» Set exercise:
Every record should be repeated exactly, except that pictures are left out.

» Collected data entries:
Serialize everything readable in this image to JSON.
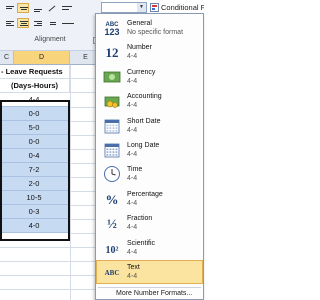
{
  "ribbon": {
    "group_label": "Alignment",
    "launcher_glyph": "↘"
  },
  "format_combo": {
    "value": "",
    "arrow_glyph": "▼"
  },
  "conditional_formatting": {
    "label": "Conditional For"
  },
  "sheet": {
    "columns": [
      {
        "name": "C",
        "selected": false
      },
      {
        "name": "D",
        "selected": true
      },
      {
        "name": "E",
        "selected": false
      }
    ],
    "header_row1": "- Leave Requests",
    "header_row2": "(Days-Hours)",
    "cells": [
      "4-4",
      "0-0",
      "5-0",
      "0-0",
      "0-4",
      "7-2",
      "2-0",
      "10-5",
      "0-3",
      "4-0"
    ]
  },
  "number_format_menu": {
    "items": [
      {
        "icon": "ABC\n123",
        "title": "General",
        "sample": "No specific format"
      },
      {
        "icon": "12",
        "title": "Number",
        "sample": "4-4"
      },
      {
        "icon": "currency",
        "title": "Currency",
        "sample": "4-4"
      },
      {
        "icon": "accounting",
        "title": "Accounting",
        "sample": " 4-4"
      },
      {
        "icon": "short-date",
        "title": "Short Date",
        "sample": "4-4"
      },
      {
        "icon": "long-date",
        "title": "Long Date",
        "sample": "4-4"
      },
      {
        "icon": "clock",
        "title": "Time",
        "sample": "4-4"
      },
      {
        "icon": "%",
        "title": "Percentage",
        "sample": "4-4"
      },
      {
        "icon": "½",
        "title": "Fraction",
        "sample": "4-4"
      },
      {
        "icon": "10²",
        "title": "Scientific",
        "sample": "4-4"
      },
      {
        "icon": "ABC",
        "title": "Text",
        "sample": "4-4"
      }
    ],
    "highlighted_index": 10,
    "more_label": "More Number Formats..."
  }
}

» Task solution:
Serialize everything readable in this image to JSON.
{
  "ribbon": {
    "group_label": "Alignment",
    "launcher_glyph": "↘"
  },
  "format_combo": {
    "value": "",
    "arrow_glyph": "▼"
  },
  "conditional_formatting": {
    "label": "Conditional For"
  },
  "sheet": {
    "columns": [
      {
        "name": "C",
        "selected": false
      },
      {
        "name": "D",
        "selected": true
      },
      {
        "name": "E",
        "selected": false
      }
    ],
    "header_row1": "- Leave Requests",
    "header_row2": "(Days-Hours)",
    "cells": [
      "4-4",
      "0-0",
      "5-0",
      "0-0",
      "0-4",
      "7-2",
      "2-0",
      "10-5",
      "0-3",
      "4-0"
    ]
  },
  "number_format_menu": {
    "items": [
      {
        "icon": "ABC\n123",
        "title": "General",
        "sample": "No specific format"
      },
      {
        "icon": "12",
        "title": "Number",
        "sample": "4-4"
      },
      {
        "icon": "currency",
        "title": "Currency",
        "sample": "4-4"
      },
      {
        "icon": "accounting",
        "title": "Accounting",
        "sample": " 4-4"
      },
      {
        "icon": "short-date",
        "title": "Short Date",
        "sample": "4-4"
      },
      {
        "icon": "long-date",
        "title": "Long Date",
        "sample": "4-4"
      },
      {
        "icon": "clock",
        "title": "Time",
        "sample": "4-4"
      },
      {
        "icon": "%",
        "title": "Percentage",
        "sample": "4-4"
      },
      {
        "icon": "½",
        "title": "Fraction",
        "sample": "4-4"
      },
      {
        "icon": "10²",
        "title": "Scientific",
        "sample": "4-4"
      },
      {
        "icon": "ABC",
        "title": "Text",
        "sample": "4-4"
      }
    ],
    "highlighted_index": 10,
    "more_label": "More Number Formats..."
  }
}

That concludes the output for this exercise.